# Stored rows start
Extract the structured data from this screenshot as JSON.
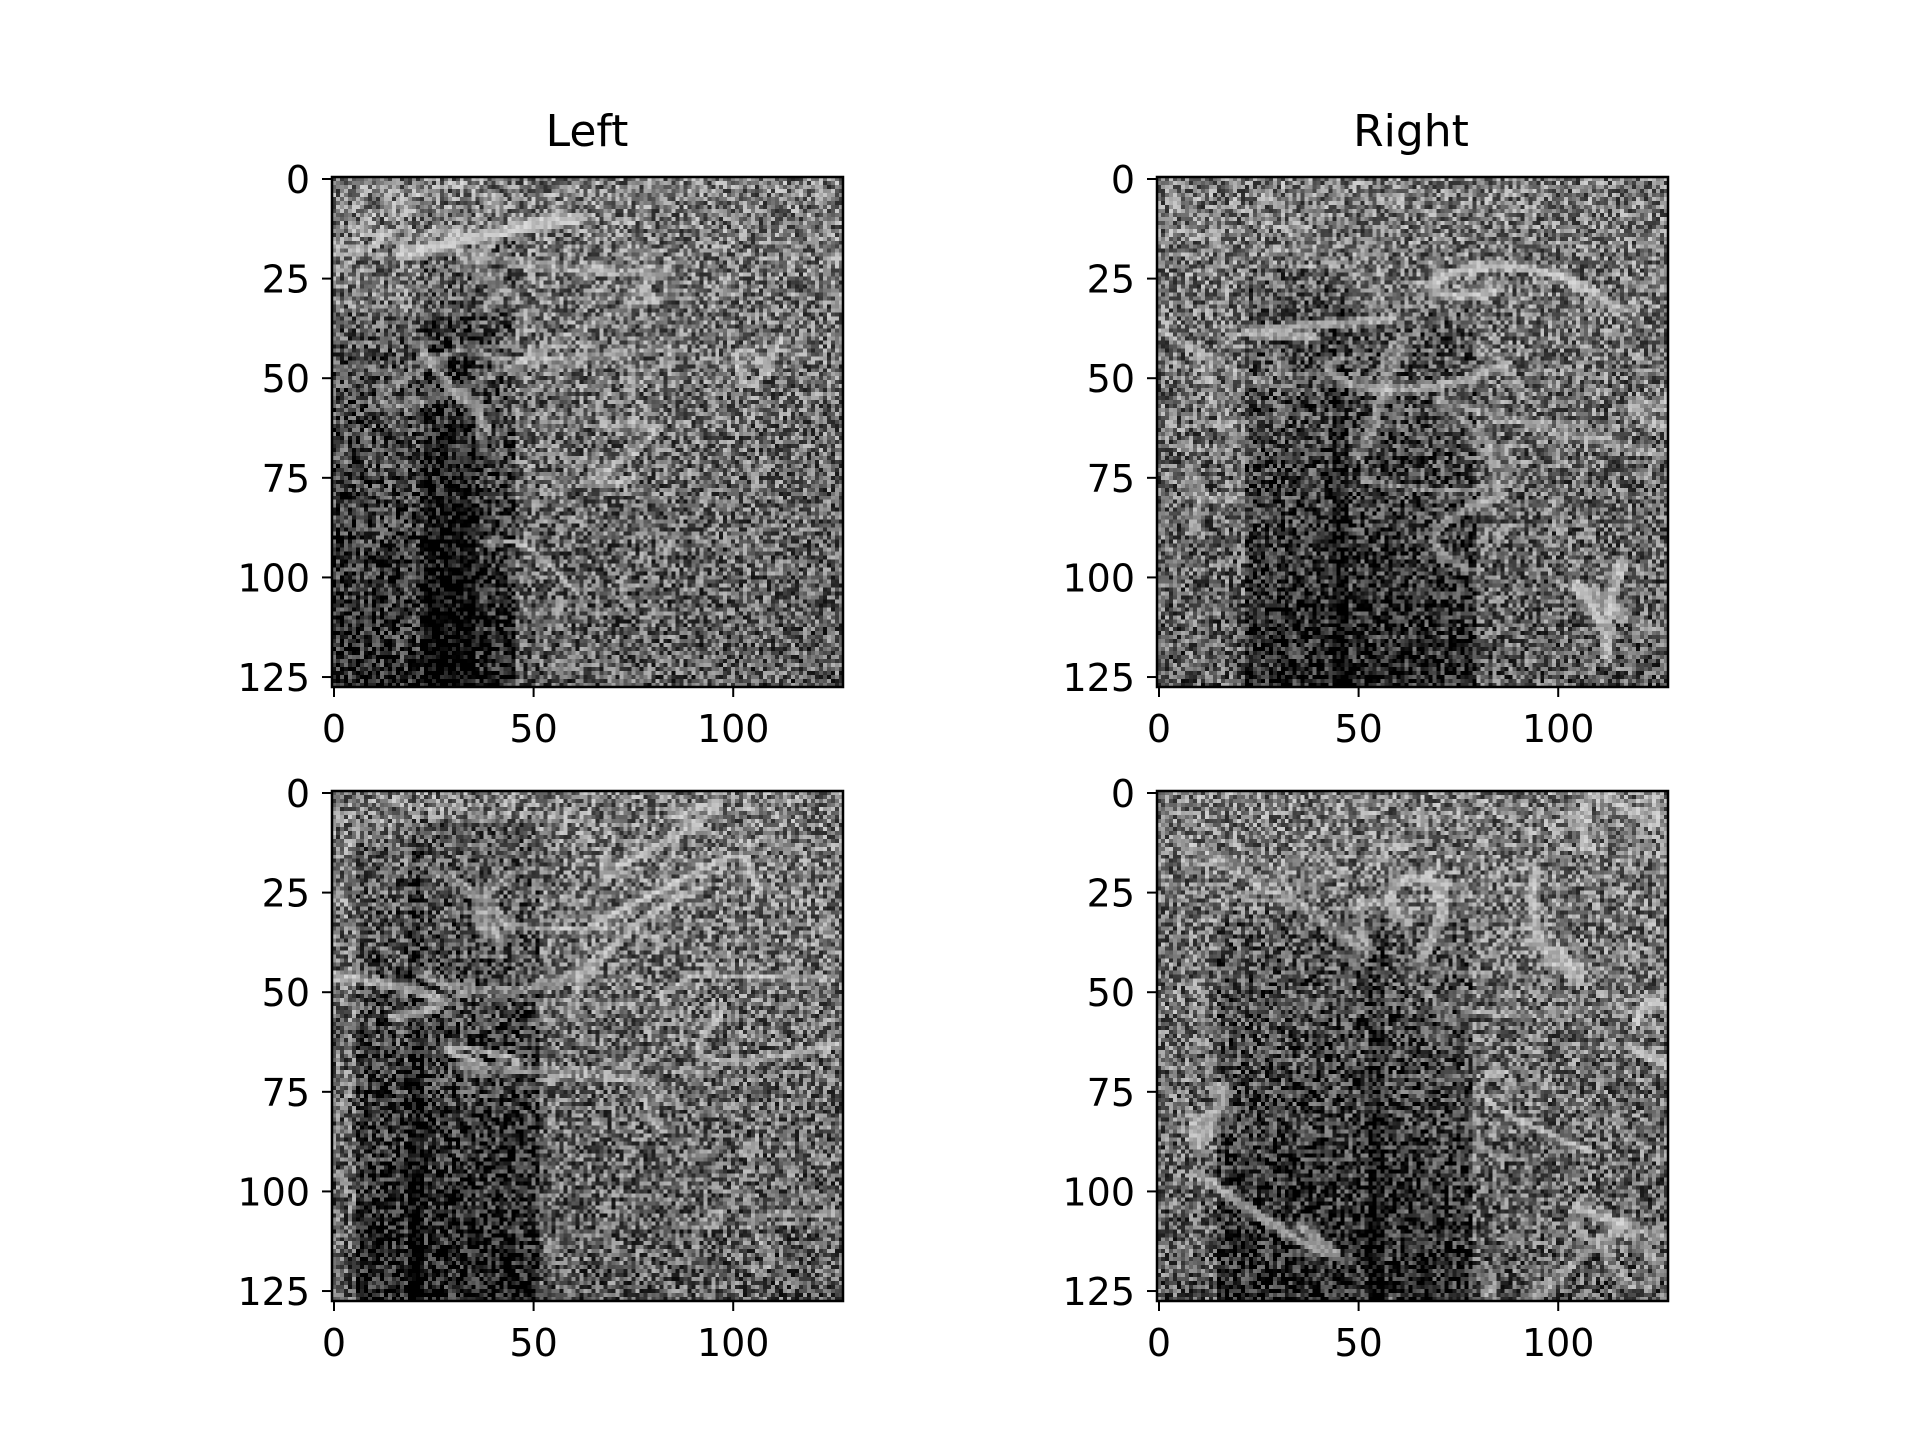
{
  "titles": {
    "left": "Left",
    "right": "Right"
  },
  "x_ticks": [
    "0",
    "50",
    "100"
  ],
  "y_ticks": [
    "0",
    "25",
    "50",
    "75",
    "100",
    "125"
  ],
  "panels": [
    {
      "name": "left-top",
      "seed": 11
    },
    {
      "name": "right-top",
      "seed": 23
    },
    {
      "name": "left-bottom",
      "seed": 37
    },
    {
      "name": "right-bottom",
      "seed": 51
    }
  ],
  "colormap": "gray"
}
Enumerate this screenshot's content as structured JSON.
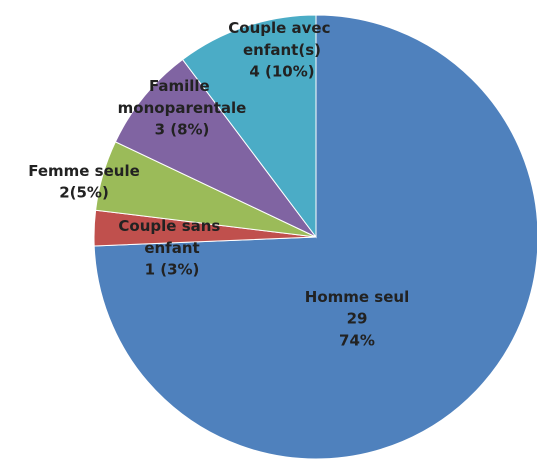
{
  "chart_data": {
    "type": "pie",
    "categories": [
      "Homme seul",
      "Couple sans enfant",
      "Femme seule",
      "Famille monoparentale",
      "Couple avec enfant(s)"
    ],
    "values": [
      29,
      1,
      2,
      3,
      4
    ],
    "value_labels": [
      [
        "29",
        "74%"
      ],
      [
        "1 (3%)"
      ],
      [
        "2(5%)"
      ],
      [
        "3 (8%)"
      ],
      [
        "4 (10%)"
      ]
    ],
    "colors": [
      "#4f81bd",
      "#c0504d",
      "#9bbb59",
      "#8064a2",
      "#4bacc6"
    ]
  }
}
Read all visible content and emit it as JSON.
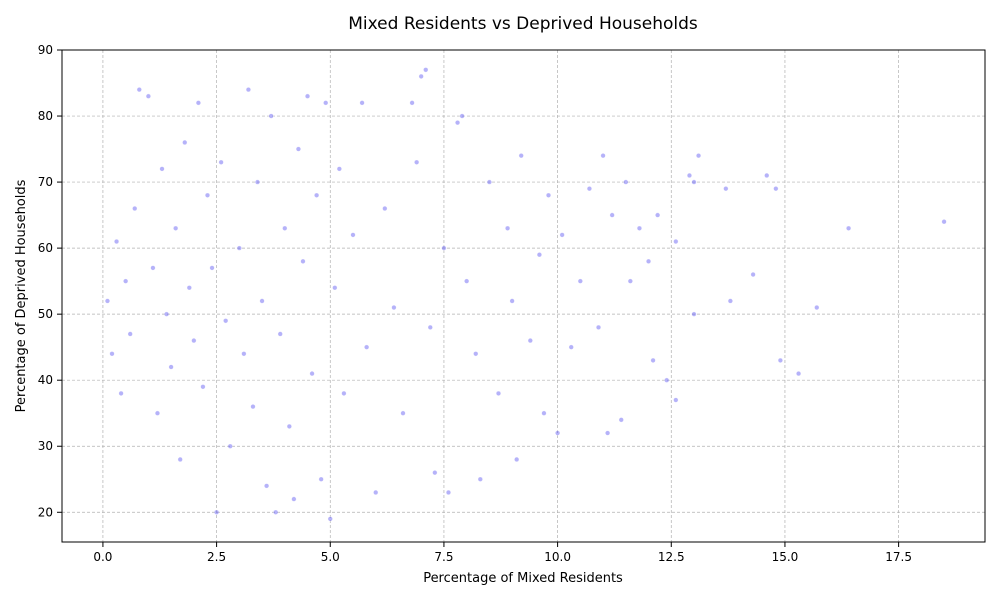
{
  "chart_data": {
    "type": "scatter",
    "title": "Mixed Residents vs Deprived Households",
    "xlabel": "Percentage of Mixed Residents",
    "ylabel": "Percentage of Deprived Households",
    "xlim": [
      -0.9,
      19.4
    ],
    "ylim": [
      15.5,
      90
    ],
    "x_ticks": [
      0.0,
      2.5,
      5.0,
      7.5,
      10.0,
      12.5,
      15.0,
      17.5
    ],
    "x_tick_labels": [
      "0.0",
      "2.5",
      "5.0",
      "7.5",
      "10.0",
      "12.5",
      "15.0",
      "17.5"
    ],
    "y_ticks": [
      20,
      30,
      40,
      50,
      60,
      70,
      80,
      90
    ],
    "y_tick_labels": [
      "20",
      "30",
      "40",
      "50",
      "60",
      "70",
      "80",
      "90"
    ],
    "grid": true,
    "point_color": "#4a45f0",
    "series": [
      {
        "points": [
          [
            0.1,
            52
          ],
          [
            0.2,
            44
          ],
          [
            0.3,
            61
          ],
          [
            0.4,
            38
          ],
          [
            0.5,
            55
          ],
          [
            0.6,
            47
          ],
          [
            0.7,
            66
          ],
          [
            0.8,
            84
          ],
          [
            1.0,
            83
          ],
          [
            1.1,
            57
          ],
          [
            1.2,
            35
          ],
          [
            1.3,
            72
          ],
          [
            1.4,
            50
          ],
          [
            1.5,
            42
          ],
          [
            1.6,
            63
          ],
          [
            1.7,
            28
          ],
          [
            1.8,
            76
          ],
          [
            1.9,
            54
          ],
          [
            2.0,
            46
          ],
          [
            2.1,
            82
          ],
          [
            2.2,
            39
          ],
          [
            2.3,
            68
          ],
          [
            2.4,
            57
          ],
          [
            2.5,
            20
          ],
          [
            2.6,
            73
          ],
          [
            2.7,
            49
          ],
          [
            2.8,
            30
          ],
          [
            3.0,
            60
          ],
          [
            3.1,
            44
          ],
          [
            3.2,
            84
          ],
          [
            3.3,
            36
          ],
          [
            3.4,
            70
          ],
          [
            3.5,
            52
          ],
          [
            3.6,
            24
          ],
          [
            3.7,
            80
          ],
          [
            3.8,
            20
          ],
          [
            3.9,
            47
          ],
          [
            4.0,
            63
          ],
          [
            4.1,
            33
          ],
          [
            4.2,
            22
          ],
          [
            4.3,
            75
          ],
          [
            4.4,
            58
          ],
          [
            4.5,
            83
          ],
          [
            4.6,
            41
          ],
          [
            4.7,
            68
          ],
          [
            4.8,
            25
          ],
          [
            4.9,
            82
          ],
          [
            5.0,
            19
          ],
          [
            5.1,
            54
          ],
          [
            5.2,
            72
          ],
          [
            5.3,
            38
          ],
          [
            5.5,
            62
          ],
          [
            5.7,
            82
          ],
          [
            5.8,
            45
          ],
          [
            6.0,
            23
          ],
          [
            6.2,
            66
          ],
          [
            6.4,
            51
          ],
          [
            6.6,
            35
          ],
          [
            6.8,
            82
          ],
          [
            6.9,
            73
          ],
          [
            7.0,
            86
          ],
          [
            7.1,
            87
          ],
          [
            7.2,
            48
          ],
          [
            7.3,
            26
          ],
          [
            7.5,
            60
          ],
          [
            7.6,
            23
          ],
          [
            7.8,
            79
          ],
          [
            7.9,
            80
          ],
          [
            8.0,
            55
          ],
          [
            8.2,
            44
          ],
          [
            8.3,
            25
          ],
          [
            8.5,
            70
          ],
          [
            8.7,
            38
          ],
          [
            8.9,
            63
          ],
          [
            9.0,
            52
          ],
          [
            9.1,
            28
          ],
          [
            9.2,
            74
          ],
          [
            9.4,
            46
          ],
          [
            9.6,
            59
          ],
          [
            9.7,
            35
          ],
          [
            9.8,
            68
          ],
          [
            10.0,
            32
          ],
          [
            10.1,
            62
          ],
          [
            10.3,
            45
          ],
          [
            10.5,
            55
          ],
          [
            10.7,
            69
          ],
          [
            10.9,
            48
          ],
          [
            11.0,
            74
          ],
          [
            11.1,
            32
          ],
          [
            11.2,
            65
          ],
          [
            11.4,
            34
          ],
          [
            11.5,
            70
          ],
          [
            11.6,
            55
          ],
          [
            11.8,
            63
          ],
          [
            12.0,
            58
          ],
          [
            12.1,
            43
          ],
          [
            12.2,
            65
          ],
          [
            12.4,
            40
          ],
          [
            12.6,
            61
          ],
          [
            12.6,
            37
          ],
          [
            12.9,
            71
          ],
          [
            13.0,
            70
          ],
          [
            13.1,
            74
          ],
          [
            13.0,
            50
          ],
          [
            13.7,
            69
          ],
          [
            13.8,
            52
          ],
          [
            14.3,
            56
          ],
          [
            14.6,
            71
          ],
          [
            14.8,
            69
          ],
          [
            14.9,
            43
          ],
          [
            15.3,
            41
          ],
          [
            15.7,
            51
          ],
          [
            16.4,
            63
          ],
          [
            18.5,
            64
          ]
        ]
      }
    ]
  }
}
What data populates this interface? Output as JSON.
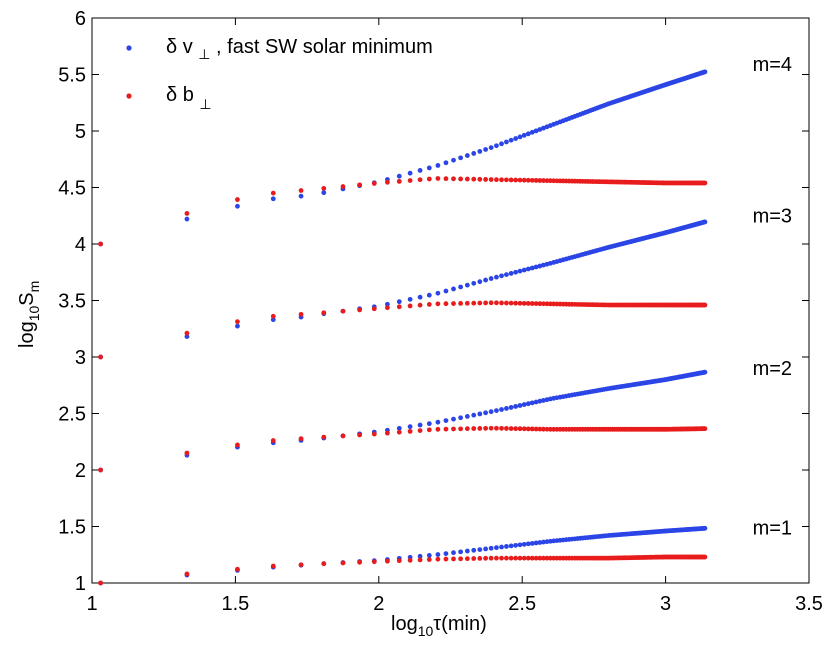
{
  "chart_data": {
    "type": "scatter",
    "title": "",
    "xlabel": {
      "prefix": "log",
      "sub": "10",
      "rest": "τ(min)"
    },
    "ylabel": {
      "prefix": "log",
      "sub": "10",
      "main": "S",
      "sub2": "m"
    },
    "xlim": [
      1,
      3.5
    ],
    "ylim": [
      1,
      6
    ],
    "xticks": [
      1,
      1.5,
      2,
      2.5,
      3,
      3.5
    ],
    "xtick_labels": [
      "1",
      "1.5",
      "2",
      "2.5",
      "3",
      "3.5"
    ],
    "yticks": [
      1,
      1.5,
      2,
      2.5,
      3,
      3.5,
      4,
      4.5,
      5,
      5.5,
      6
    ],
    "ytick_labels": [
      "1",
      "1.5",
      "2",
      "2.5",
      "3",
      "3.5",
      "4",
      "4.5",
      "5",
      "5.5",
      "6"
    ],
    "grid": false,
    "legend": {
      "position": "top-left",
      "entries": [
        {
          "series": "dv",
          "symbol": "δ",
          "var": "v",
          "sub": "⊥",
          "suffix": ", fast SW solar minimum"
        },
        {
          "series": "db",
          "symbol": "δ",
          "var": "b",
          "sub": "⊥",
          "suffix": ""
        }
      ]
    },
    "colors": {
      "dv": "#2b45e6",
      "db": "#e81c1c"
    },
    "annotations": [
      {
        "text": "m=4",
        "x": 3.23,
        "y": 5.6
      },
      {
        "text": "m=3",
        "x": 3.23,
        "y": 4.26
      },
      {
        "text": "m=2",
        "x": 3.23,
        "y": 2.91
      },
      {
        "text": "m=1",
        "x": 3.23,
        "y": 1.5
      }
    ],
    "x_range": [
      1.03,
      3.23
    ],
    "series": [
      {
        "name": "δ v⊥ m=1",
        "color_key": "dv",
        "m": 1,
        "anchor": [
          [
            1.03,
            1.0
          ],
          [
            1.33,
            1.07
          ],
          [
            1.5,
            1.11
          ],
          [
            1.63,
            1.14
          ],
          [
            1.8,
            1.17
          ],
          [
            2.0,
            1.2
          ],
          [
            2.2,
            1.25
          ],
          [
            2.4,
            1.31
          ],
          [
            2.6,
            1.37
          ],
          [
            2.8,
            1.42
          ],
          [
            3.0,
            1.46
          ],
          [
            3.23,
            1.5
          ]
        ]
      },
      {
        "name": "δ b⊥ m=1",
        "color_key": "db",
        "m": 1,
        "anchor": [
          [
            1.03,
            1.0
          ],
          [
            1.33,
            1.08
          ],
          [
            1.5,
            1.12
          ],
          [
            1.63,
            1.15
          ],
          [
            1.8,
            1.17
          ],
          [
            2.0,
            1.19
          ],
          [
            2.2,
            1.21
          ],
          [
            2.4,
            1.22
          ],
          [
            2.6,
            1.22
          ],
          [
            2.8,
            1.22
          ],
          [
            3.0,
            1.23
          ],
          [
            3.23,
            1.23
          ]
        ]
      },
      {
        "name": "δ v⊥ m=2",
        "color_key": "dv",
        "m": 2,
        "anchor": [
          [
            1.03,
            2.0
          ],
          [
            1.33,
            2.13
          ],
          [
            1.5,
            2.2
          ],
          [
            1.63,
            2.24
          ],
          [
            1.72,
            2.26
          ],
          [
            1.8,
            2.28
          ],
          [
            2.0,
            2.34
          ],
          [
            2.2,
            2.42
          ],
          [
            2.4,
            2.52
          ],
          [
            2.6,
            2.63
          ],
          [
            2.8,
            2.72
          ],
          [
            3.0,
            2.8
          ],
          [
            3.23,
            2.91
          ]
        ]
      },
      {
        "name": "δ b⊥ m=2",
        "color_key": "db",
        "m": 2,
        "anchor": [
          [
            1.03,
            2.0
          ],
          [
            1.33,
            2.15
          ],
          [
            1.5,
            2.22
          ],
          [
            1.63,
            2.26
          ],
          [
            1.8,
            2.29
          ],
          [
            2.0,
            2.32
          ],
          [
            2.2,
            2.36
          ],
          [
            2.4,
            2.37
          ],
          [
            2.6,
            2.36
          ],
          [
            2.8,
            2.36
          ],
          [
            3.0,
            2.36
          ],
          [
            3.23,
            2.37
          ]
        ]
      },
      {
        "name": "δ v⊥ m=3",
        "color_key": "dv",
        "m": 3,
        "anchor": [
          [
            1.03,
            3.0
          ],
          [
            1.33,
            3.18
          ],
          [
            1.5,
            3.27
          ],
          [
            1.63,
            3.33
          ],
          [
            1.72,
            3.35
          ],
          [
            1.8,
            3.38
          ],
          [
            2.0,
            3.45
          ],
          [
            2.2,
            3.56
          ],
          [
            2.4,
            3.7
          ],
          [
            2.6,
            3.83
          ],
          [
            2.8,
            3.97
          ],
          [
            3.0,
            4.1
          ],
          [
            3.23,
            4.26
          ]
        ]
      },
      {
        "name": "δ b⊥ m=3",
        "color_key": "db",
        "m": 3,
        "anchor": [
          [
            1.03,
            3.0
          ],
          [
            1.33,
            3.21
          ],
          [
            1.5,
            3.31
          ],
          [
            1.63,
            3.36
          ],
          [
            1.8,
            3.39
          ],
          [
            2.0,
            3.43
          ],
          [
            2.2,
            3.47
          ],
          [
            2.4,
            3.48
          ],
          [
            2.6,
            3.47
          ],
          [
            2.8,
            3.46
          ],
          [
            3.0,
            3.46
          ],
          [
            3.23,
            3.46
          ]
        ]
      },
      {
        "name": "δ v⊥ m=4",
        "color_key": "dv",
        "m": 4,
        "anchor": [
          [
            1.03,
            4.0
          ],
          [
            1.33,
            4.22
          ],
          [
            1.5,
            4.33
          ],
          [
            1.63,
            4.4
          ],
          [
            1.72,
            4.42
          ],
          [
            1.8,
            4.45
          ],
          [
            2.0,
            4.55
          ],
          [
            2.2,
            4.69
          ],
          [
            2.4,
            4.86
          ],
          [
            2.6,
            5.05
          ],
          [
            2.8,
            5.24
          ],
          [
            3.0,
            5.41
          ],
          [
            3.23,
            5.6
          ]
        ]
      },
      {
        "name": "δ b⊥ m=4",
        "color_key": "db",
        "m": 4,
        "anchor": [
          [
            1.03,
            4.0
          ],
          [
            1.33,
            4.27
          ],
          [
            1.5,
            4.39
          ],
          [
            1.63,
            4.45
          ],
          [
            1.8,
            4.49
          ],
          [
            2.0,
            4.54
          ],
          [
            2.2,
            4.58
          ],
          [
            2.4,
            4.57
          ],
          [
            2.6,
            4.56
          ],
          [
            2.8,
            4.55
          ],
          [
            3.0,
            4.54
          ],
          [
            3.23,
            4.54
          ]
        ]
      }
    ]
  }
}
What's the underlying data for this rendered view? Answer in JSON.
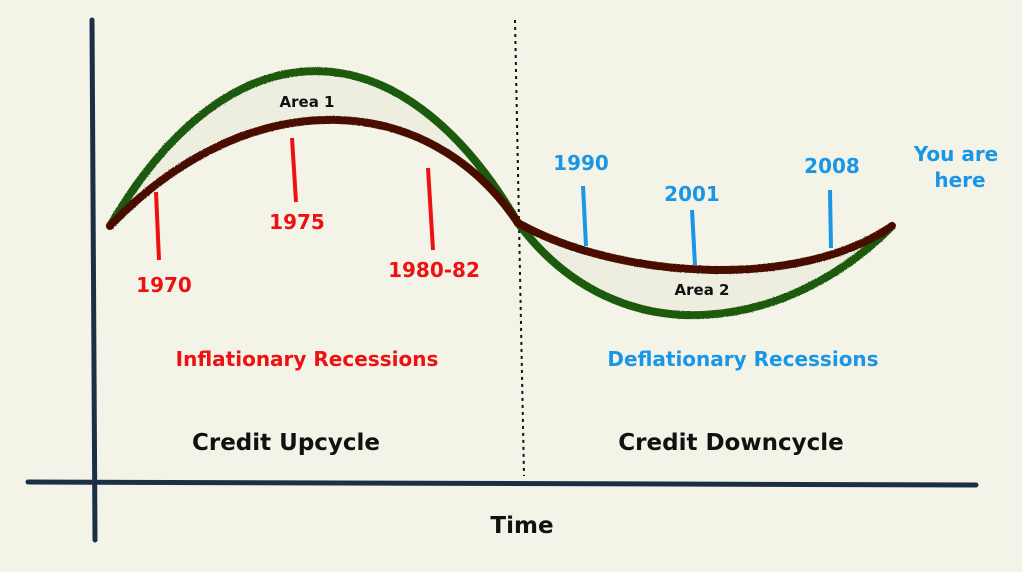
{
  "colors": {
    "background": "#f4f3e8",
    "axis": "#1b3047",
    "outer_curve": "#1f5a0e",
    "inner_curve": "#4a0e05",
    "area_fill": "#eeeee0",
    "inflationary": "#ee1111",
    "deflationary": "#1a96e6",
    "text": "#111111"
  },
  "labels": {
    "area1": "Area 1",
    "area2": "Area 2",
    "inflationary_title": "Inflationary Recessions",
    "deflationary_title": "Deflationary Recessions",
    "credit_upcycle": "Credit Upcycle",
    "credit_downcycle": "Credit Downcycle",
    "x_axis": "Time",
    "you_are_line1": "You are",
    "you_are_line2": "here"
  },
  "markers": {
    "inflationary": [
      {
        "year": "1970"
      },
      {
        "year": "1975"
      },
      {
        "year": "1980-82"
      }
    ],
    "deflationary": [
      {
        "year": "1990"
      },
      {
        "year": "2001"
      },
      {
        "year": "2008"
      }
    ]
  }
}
# Stored rows end
* [Job]: Pull out all lines in the data above that include "xlabel".

* [Output for this task]:
    "xlabel": "Percentage of Mixed Residents",
    "xlabel": {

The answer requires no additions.